WHAT THE TASK REQUIRES:
For each line below that includes the word "down", make a copy.

Dataset items:
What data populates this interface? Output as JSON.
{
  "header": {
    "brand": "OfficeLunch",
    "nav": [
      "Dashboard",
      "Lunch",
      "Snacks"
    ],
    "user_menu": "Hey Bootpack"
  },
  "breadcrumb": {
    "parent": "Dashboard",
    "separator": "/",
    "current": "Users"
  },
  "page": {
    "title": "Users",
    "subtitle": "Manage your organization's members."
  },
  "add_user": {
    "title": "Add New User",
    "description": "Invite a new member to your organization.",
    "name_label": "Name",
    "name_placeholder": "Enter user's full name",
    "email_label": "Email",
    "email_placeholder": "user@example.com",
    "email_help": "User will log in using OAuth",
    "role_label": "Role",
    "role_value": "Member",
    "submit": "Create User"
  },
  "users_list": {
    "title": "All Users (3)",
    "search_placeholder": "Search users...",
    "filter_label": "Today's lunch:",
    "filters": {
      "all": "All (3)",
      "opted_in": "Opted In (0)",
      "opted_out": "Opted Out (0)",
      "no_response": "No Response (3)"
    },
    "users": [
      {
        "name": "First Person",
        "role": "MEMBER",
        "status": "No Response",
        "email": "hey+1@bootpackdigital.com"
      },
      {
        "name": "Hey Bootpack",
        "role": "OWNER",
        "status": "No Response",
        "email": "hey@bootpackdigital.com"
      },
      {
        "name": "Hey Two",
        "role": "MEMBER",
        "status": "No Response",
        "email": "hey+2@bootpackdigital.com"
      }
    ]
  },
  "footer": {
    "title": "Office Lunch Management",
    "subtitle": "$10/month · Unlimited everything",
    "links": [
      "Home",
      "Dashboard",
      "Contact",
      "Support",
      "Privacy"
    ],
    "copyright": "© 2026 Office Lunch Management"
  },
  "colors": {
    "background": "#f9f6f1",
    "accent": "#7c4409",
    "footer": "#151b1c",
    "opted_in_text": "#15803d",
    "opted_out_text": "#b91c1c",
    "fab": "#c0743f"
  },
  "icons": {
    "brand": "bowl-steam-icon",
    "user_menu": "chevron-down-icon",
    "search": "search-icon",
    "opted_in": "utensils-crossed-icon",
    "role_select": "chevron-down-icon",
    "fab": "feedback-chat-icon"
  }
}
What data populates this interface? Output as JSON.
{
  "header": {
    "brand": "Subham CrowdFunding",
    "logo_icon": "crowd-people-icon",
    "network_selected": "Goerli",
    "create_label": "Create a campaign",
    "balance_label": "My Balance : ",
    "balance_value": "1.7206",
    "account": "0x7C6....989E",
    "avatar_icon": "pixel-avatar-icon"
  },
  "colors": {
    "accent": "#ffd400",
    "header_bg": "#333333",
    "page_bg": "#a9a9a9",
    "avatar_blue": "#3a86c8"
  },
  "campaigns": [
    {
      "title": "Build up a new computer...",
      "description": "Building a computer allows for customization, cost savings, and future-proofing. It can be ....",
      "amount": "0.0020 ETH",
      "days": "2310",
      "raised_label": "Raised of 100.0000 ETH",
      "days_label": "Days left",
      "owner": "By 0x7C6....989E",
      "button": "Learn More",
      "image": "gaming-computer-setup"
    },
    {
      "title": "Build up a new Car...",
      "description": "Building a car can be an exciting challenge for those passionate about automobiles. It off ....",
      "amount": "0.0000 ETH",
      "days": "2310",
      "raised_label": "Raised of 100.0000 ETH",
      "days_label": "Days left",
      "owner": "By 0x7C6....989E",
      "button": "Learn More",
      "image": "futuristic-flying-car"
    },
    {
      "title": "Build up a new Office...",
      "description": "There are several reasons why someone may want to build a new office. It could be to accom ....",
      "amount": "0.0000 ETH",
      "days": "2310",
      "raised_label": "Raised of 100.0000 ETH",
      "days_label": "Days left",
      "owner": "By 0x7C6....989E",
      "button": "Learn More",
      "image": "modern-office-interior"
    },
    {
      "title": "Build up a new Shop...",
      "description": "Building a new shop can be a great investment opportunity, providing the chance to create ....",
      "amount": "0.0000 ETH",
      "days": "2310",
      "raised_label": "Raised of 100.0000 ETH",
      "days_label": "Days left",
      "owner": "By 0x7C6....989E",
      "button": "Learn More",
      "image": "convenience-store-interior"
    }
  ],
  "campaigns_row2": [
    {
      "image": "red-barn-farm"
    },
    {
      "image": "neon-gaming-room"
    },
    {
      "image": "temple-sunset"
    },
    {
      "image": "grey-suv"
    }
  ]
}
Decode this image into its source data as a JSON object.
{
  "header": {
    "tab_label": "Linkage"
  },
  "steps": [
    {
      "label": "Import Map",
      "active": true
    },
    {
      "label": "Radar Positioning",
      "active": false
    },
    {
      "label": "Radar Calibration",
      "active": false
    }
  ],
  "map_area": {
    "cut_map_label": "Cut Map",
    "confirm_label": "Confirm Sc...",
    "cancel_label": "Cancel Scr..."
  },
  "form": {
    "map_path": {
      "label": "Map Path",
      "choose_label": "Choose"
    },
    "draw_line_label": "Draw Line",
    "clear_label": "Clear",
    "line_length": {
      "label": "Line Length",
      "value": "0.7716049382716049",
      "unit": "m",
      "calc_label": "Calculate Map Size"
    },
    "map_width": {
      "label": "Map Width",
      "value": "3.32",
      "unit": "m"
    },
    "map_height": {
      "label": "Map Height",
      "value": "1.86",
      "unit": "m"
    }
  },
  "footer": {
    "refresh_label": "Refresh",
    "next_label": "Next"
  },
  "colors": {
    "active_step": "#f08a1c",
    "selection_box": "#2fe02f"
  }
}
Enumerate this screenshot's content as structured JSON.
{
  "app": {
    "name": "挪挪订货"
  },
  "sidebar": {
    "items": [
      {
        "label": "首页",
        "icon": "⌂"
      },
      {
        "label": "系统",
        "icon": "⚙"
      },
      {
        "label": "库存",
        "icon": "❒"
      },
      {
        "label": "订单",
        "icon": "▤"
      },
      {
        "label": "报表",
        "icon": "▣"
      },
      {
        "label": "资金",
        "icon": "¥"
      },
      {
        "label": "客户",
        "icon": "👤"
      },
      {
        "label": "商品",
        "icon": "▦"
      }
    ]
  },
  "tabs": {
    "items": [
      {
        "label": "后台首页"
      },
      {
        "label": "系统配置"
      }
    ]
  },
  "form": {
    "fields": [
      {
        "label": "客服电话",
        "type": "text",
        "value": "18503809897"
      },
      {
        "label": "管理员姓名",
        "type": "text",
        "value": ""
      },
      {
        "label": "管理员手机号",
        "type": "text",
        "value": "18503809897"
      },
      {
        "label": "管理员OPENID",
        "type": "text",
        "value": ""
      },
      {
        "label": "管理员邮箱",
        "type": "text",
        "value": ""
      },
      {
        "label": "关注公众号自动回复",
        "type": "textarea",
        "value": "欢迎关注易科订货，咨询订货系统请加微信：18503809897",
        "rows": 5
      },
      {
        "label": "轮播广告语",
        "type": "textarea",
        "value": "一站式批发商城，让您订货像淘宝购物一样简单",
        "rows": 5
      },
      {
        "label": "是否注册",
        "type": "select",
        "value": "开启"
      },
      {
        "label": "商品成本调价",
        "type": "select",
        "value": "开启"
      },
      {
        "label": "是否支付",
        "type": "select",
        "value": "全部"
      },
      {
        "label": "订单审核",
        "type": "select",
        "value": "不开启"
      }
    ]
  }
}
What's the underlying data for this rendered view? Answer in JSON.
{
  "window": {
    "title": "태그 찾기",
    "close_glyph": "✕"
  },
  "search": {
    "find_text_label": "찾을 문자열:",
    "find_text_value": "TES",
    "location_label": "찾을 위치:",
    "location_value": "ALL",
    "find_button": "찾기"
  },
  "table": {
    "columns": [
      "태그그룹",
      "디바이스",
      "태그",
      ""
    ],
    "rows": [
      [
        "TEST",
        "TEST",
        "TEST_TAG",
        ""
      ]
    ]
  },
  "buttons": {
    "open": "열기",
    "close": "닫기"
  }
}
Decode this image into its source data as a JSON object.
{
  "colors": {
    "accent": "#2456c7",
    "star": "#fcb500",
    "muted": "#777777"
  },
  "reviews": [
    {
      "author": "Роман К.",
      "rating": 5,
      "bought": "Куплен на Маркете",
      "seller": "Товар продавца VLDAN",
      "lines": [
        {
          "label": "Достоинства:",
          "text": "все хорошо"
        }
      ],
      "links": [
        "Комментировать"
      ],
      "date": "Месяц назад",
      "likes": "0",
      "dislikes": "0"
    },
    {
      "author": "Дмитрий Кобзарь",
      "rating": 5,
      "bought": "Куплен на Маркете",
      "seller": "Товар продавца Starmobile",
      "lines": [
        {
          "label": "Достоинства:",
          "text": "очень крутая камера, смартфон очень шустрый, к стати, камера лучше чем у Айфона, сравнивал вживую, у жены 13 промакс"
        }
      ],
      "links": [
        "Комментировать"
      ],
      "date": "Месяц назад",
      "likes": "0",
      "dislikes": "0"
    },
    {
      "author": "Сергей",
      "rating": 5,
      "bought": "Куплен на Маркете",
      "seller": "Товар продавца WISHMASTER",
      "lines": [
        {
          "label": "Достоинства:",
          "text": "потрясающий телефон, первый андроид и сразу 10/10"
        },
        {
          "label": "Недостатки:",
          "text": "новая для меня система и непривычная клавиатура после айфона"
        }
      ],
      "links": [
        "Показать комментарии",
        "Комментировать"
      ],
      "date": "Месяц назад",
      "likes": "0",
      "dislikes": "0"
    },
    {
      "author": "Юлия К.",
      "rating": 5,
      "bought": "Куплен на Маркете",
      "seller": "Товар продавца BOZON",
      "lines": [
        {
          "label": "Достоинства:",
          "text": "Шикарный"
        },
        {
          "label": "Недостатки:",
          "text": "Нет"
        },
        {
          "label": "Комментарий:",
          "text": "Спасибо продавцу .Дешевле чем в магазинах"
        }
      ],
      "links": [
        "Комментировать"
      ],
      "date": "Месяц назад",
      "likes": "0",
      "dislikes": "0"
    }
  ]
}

FULL OUTPUT:
    "user_menu": "chevron-down-icon",
    "role_select": "chevron-down-icon",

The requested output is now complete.